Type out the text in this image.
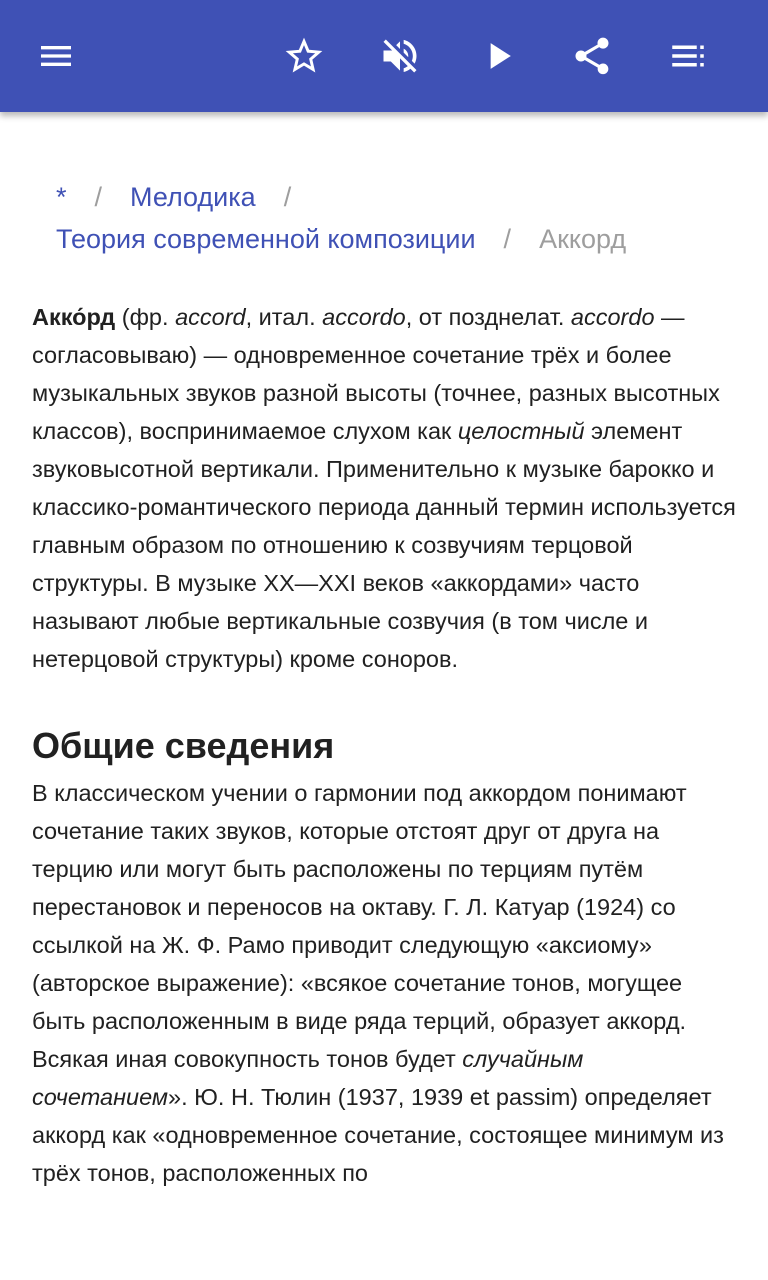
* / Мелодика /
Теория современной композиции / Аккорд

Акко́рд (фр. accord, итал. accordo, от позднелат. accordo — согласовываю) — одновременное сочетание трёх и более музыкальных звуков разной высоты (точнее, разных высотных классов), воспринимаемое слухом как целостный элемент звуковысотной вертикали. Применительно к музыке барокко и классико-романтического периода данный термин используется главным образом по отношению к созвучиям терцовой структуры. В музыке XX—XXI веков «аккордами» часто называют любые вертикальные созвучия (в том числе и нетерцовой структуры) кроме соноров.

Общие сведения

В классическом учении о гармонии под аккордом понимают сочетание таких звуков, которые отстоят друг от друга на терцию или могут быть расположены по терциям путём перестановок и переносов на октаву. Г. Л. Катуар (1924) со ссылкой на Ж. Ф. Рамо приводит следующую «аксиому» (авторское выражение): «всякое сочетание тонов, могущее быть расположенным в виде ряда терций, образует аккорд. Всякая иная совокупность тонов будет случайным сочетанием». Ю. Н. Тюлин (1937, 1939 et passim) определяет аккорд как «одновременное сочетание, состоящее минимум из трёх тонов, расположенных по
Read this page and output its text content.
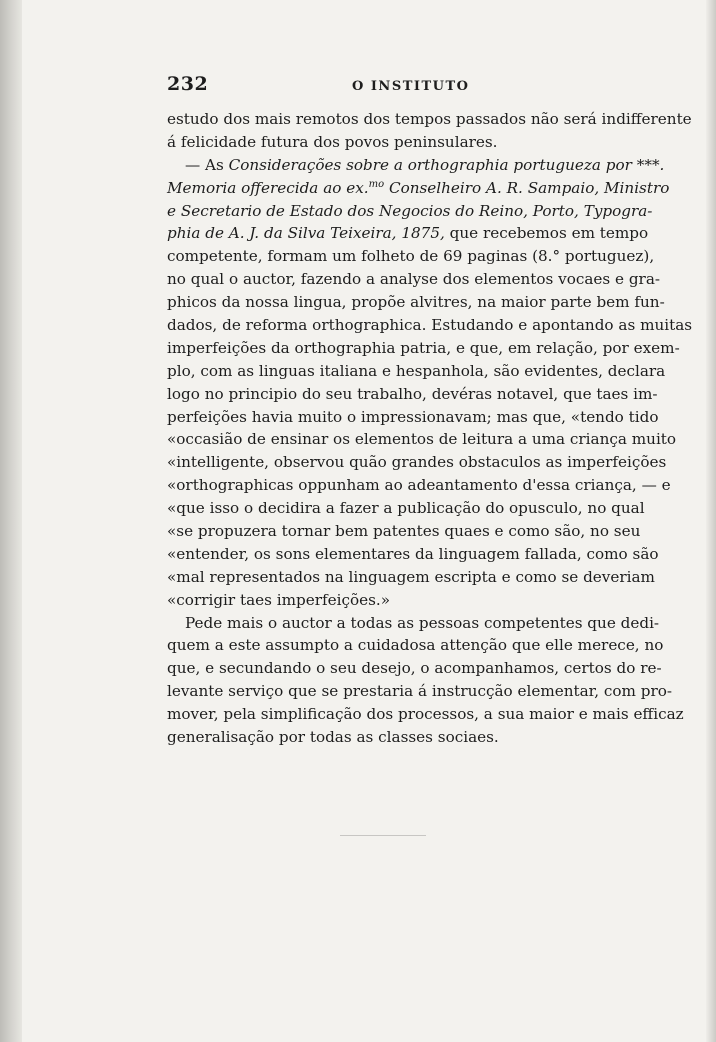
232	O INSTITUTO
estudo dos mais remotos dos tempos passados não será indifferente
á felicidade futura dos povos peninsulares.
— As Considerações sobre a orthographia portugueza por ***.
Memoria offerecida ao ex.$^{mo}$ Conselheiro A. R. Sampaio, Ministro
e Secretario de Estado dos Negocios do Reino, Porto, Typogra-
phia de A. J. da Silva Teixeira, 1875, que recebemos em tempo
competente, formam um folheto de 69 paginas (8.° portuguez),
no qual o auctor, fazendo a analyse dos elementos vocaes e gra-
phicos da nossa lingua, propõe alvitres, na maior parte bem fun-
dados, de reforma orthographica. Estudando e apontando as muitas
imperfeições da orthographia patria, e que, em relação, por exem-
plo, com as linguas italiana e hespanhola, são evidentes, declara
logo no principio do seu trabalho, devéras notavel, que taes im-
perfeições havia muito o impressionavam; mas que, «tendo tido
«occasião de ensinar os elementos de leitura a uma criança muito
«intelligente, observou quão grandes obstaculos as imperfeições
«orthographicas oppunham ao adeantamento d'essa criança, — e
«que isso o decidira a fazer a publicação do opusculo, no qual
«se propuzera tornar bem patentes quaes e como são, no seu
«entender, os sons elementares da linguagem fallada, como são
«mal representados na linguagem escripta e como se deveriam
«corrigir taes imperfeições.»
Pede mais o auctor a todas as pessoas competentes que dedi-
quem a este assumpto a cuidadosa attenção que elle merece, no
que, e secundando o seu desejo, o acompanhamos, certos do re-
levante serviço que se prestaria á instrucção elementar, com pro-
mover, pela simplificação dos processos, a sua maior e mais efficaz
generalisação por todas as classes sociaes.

» PROMPT
Write out every record above exactly as it stands, but leave out the pictures.

» WRITTEN REPLY
Type out the text in this image.
* / Мелодика /
Теория современной композиции / Аккорд

Акко́рд (фр. accord, итал. accordo, от позднелат. accordo — согласовываю) — одновременное сочетание трёх и более музыкальных звуков разной высоты (точнее, разных высотных классов), воспринимаемое слухом как целостный элемент звуковысотной вертикали. Применительно к музыке барокко и классико-романтического периода данный термин используется главным образом по отношению к созвучиям терцовой структуры. В музыке XX—XXI веков «аккордами» часто называют любые вертикальные созвучия (в том числе и нетерцовой структуры) кроме соноров.

Общие сведения

В классическом учении о гармонии под аккордом понимают сочетание таких звуков, которые отстоят друг от друга на терцию или могут быть расположены по терциям путём перестановок и переносов на октаву. Г. Л. Катуар (1924) со ссылкой на Ж. Ф. Рамо приводит следующую «аксиому» (авторское выражение): «всякое сочетание тонов, могущее быть расположенным в виде ряда терций, образует аккорд. Всякая иная совокупность тонов будет случайным сочетанием». Ю. Н. Тюлин (1937, 1939 et passim) определяет аккорд как «одновременное сочетание, состоящее минимум из трёх тонов, расположенных по
Read this page and output its text content.
232	O INSTITUTO
estudo dos mais remotos dos tempos passados não será indifferente
á felicidade futura dos povos peninsulares.
— As Considerações sobre a orthographia portugueza por ***.
Memoria offerecida ao ex.$^{mo}$ Conselheiro A. R. Sampaio, Ministro
e Secretario de Estado dos Negocios do Reino, Porto, Typogra-
phia de A. J. da Silva Teixeira, 1875, que recebemos em tempo
competente, formam um folheto de 69 paginas (8.° portuguez),
no qual o auctor, fazendo a analyse dos elementos vocaes e gra-
phicos da nossa lingua, propõe alvitres, na maior parte bem fun-
dados, de reforma orthographica. Estudando e apontando as muitas
imperfeições da orthographia patria, e que, em relação, por exem-
plo, com as linguas italiana e hespanhola, são evidentes, declara
logo no principio do seu trabalho, devéras notavel, que taes im-
perfeições havia muito o impressionavam; mas que, «tendo tido
«occasião de ensinar os elementos de leitura a uma criança muito
«intelligente, observou quão grandes obstaculos as imperfeições
«orthographicas oppunham ao adeantamento d'essa criança, — e
«que isso o decidira a fazer a publicação do opusculo, no qual
«se propuzera tornar bem patentes quaes e como são, no seu
«entender, os sons elementares da linguagem fallada, como são
«mal representados na linguagem escripta e como se deveriam
«corrigir taes imperfeições.»
Pede mais o auctor a todas as pessoas competentes que dedi-
quem a este assumpto a cuidadosa attenção que elle merece, no
que, e secundando o seu desejo, o acompanhamos, certos do re-
levante serviço que se prestaria á instrucção elementar, com pro-
mover, pela simplificação dos processos, a sua maior e mais efficaz
generalisação por todas as classes sociaes.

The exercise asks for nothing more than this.